**EXERCISE REQUIREMENTS:** Copy the records below exactly as they appear.

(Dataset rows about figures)
......
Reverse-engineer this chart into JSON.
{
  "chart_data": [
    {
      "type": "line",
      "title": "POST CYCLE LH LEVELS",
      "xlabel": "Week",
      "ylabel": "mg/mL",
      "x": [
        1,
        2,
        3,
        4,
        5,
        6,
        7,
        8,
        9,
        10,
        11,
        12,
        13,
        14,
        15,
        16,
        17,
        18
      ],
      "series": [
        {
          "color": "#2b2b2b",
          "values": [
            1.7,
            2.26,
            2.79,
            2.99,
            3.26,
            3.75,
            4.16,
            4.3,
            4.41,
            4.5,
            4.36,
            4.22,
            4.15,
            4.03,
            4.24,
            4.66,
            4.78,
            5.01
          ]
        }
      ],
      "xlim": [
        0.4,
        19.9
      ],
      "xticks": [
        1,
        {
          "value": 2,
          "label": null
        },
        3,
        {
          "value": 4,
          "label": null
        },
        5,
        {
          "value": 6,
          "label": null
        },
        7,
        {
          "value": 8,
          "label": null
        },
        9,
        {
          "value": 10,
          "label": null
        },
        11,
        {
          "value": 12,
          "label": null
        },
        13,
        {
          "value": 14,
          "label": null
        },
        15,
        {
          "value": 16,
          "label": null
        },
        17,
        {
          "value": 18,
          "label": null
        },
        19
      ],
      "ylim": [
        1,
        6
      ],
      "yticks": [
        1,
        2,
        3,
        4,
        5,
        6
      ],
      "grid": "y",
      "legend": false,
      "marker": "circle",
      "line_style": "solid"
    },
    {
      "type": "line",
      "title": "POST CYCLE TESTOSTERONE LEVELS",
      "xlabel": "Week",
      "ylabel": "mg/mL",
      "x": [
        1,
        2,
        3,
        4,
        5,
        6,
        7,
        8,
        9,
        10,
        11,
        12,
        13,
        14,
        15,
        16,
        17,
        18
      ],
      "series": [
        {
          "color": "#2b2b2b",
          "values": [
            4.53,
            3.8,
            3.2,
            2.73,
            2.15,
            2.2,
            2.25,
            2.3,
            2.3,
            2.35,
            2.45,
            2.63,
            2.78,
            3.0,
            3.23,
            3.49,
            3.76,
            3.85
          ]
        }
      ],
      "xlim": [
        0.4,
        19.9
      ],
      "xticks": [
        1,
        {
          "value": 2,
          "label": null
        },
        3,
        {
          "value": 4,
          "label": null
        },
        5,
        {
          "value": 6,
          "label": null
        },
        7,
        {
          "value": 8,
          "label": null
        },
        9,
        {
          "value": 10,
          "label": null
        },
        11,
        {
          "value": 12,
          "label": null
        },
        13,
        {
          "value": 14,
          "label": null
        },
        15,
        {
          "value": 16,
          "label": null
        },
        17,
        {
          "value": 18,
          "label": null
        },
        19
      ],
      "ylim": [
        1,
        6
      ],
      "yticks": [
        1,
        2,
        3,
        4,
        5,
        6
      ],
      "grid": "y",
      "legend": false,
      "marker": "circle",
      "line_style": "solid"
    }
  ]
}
......
**RESULT:**
Reverse-engineer this chart into JSON.
{
  "chart_data": [
    {
      "type": "line",
      "title": "POST CYCLE LH LEVELS",
      "xlabel": "Week",
      "ylabel": "mg/mL",
      "x": [
        1,
        2,
        3,
        4,
        5,
        6,
        7,
        8,
        9,
        10,
        11,
        12,
        13,
        14,
        15,
        16,
        17,
        18
      ],
      "series": [
        {
          "color": "#2b2b2b",
          "values": [
            1.7,
            2.26,
            2.79,
            2.99,
            3.26,
            3.75,
            4.16,
            4.3,
            4.41,
            4.5,
            4.36,
            4.22,
            4.15,
            4.03,
            4.24,
            4.66,
            4.78,
            5.01
          ]
        }
      ],
      "xlim": [
        0.4,
        19.9
      ],
      "xticks": [
        1,
        {
          "value": 2,
          "label": null
        },
        3,
        {
          "value": 4,
          "label": null
        },
        5,
        {
          "value": 6,
          "label": null
        },
        7,
        {
          "value": 8,
          "label": null
        },
        9,
        {
          "value": 10,
          "label": null
        },
        11,
        {
          "value": 12,
          "label": null
        },
        13,
        {
          "value": 14,
          "label": null
        },
        15,
        {
          "value": 16,
          "label": null
        },
        17,
        {
          "value": 18,
          "label": null
        },
        19
      ],
      "ylim": [
        1,
        6
      ],
      "yticks": [
        1,
        2,
        3,
        4,
        5,
        6
      ],
      "grid": "y",
      "legend": false,
      "marker": "circle",
      "line_style": "solid"
    },
    {
      "type": "line",
      "title": "POST CYCLE TESTOSTERONE LEVELS",
      "xlabel": "Week",
      "ylabel": "mg/mL",
      "x": [
        1,
        2,
        3,
        4,
        5,
        6,
        7,
        8,
        9,
        10,
        11,
        12,
        13,
        14,
        15,
        16,
        17,
        18
      ],
      "series": [
        {
          "color": "#2b2b2b",
          "values": [
            4.53,
            3.8,
            3.2,
            2.73,
            2.15,
            2.2,
            2.25,
            2.3,
            2.3,
            2.35,
            2.45,
            2.63,
            2.78,
            3.0,
            3.23,
            3.49,
            3.76,
            3.85
          ]
        }
      ],
      "xlim": [
        0.4,
        19.9
      ],
      "xticks": [
        1,
        {
          "value": 2,
          "label": null
        },
        3,
        {
          "value": 4,
          "label": null
        },
        5,
        {
          "value": 6,
          "label": null
        },
        7,
        {
          "value": 8,
          "label": null
        },
        9,
        {
          "value": 10,
          "label": null
        },
        11,
        {
          "value": 12,
          "label": null
        },
        13,
        {
          "value": 14,
          "label": null
        },
        15,
        {
          "value": 16,
          "label": null
        },
        17,
        {
          "value": 18,
          "label": null
        },
        19
      ],
      "ylim": [
        1,
        6
      ],
      "yticks": [
        1,
        2,
        3,
        4,
        5,
        6
      ],
      "grid": "y",
      "legend": false,
      "marker": "circle",
      "line_style": "solid"
    }
  ]
}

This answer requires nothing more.